[Source text]
--

It was a gloomy day last year, and I sat in the classroom of senior year of high school. My teacher, a brilliant man who was full of wisdom and experience, came in and stood infront of us tired and half awake teens and started to read a verse from memory.
       
         "Let us go then, you and I
         when the evening is spread out against the sky,
         like a patient etherised upon a table..."

      As I sat there, listening to the beautiful words roll off my English teacher's tongue and lips, something in my heart shattered and I grew very emotional and I sat up and looked right into my teacher's eyes and I could hear the poet's words stab me in the heart with his pen and heart full of mystery. What was this great verse of poetry that my teacher was quoting and shaking my nerves every which way. My teacher finished with a tear in his eye. A few kids clapped, and the rest texted their friends away, and I sat there quiet and full of mixed emotions of excitment and sorrow. To hear this sad poem, that was beautifully reversed from complete memory, very impressive I had thought in the back of my mind.
        "Does anyone know what I had just read?" my teacher said, wiping the tear that rolled off his cheek. Everyone sat quiet and didn't want to answer, with that phobea of getting the question wrong and being embarrsed. My teacher looked at us. I was still in amazement and sorrow. Soon my teacher opened his mouth and taught his lesson for the day. We learned of Modernism of the artist and the "Death of Romantism" and how World War I changed the way artists, poets, thinkers and the average Joe and Joesphine thought about life. Soon, and I will never forget that moment, when my teacher turned away from the whiteboard and announced the name of the poem. Many of you poets and readers already know, just from the title, but I'll say it anyway.

--

[Data extracts]
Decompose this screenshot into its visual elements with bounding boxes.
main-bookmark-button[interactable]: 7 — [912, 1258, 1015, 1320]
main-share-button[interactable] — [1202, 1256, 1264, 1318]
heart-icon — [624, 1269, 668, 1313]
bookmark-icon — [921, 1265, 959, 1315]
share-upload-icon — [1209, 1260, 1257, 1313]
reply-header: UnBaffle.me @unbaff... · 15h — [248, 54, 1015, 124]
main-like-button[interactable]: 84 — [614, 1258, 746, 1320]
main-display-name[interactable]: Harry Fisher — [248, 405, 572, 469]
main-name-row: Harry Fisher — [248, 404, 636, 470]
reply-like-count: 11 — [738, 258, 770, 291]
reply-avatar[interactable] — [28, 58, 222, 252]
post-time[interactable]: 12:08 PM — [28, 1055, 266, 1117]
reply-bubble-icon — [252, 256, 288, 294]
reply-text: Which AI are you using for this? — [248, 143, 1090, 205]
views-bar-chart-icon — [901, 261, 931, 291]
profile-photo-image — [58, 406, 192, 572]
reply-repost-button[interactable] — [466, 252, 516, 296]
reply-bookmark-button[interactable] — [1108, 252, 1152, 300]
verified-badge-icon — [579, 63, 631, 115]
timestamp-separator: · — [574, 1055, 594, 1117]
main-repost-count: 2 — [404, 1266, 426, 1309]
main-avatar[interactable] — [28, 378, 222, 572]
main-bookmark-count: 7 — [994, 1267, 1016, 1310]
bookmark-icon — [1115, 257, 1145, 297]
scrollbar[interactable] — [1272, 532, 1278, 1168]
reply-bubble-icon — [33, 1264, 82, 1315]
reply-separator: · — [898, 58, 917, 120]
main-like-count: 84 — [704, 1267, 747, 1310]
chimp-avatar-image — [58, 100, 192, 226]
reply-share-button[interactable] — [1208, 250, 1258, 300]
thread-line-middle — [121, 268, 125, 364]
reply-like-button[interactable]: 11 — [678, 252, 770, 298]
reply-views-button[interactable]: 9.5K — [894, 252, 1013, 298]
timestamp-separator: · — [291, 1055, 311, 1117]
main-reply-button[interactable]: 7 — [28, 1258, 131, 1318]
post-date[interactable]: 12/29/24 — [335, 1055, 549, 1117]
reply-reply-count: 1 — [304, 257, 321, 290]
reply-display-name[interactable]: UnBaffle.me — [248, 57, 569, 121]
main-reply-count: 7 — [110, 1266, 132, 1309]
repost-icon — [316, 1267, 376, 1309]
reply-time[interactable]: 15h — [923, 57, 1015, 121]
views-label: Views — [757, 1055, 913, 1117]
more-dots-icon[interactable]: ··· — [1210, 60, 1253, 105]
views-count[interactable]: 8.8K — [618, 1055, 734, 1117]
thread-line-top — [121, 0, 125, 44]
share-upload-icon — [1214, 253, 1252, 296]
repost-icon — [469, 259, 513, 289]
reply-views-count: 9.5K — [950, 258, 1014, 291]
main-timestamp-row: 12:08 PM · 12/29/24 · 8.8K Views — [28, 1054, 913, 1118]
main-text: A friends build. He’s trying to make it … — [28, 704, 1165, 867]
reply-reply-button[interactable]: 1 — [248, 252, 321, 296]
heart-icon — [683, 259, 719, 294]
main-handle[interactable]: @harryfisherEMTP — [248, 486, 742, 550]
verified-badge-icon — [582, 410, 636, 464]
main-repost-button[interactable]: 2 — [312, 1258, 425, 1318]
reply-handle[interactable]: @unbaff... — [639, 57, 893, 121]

--

[Task statement] Reproduce the part of the classroom passage that starts with "As I sat there, listening" and goes on through "of my mind.". The rows come from a separate source, unrelated to the classroom passage.

[Expected output]
As I sat there, listening to the beautiful words roll off my English teacher's tongue and lips, something in my heart shattered and I grew very emotional and I sat up and looked right into my teacher's eyes and I could hear the poet's words stab me in the heart with his pen and heart full of mystery. What was this great verse of poetry that my teacher was quoting and shaking my nerves every which way. My teacher finished with a tear in his eye. A few kids clapped, and the rest texted their friends away, and I sat there quiet and full of mixed emotions of excitment and sorrow. To hear this sad poem, that was beautifully reversed from complete memory, very impressive I had thought in the back of my mind.